EXERCISE OBJECTIVE: The entries below are to be written out again without alteration.

EXTRACTED DATA:
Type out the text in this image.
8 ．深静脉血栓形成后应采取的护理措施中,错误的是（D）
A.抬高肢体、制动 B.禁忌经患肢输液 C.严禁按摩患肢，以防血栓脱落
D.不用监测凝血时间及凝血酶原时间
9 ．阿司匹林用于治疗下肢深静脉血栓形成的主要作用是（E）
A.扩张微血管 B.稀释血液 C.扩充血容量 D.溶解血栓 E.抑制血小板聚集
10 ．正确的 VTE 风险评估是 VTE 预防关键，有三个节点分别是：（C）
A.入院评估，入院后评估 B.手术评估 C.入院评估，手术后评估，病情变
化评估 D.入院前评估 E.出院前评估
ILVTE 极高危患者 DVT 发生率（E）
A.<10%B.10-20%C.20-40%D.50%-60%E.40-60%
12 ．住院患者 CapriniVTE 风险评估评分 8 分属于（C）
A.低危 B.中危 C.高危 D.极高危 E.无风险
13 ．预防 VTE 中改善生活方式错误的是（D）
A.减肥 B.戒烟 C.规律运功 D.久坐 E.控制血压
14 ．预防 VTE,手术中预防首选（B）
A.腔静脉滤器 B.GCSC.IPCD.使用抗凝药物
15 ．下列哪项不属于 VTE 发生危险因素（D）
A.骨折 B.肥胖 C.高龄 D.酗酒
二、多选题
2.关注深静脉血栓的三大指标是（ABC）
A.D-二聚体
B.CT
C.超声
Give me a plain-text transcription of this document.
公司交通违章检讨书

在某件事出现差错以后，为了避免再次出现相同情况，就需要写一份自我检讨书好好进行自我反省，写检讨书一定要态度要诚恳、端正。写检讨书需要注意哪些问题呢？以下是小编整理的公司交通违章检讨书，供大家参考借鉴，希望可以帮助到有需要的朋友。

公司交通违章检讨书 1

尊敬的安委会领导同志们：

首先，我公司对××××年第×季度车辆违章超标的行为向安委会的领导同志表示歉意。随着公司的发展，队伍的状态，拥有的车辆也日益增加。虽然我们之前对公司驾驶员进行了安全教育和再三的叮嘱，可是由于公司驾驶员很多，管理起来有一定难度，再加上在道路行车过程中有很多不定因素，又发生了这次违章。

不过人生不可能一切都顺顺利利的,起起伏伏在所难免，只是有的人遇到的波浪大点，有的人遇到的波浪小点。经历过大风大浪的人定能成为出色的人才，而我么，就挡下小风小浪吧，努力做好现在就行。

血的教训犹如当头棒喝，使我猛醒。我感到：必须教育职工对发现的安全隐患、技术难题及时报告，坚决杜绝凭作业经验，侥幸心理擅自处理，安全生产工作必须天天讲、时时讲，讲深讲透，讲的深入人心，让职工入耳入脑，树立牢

WRITTEN RESPONSE:
Type out the text in this image.
8 ．深静脉血栓形成后应采取的护理措施中,错误的是（D）
A.抬高肢体、制动 B.禁忌经患肢输液 C.严禁按摩患肢，以防血栓脱落
D.不用监测凝血时间及凝血酶原时间
9 ．阿司匹林用于治疗下肢深静脉血栓形成的主要作用是（E）
A.扩张微血管 B.稀释血液 C.扩充血容量 D.溶解血栓 E.抑制血小板聚集
10 ．正确的 VTE 风险评估是 VTE 预防关键，有三个节点分别是：（C）
A.入院评估，入院后评估 B.手术评估 C.入院评估，手术后评估，病情变
化评估 D.入院前评估 E.出院前评估
ILVTE 极高危患者 DVT 发生率（E）
A.<10%B.10-20%C.20-40%D.50%-60%E.40-60%
12 ．住院患者 CapriniVTE 风险评估评分 8 分属于（C）
A.低危 B.中危 C.高危 D.极高危 E.无风险
13 ．预防 VTE 中改善生活方式错误的是（D）
A.减肥 B.戒烟 C.规律运功 D.久坐 E.控制血压
14 ．预防 VTE,手术中预防首选（B）
A.腔静脉滤器 B.GCSC.IPCD.使用抗凝药物
15 ．下列哪项不属于 VTE 发生危险因素（D）
A.骨折 B.肥胖 C.高龄 D.酗酒
二、多选题
2.关注深静脉血栓的三大指标是（ABC）
A.D-二聚体
B.CT
C.超声
Give me a plain-text transcription of this document.
公司交通违章检讨书

在某件事出现差错以后，为了避免再次出现相同情况，就需要写一份自我检讨书好好进行自我反省，写检讨书一定要态度要诚恳、端正。写检讨书需要注意哪些问题呢？以下是小编整理的公司交通违章检讨书，供大家参考借鉴，希望可以帮助到有需要的朋友。

公司交通违章检讨书 1

尊敬的安委会领导同志们：

首先，我公司对××××年第×季度车辆违章超标的行为向安委会的领导同志表示歉意。随着公司的发展，队伍的状态，拥有的车辆也日益增加。虽然我们之前对公司驾驶员进行了安全教育和再三的叮嘱，可是由于公司驾驶员很多，管理起来有一定难度，再加上在道路行车过程中有很多不定因素，又发生了这次违章。

不过人生不可能一切都顺顺利利的,起起伏伏在所难免，只是有的人遇到的波浪大点，有的人遇到的波浪小点。经历过大风大浪的人定能成为出色的人才，而我么，就挡下小风小浪吧，努力做好现在就行。

血的教训犹如当头棒喝，使我猛醒。我感到：必须教育职工对发现的安全隐患、技术难题及时报告，坚决杜绝凭作业经验，侥幸心理擅自处理，安全生产工作必须天天讲、时时讲，讲深讲透，讲的深入人心，让职工入耳入脑，树立牢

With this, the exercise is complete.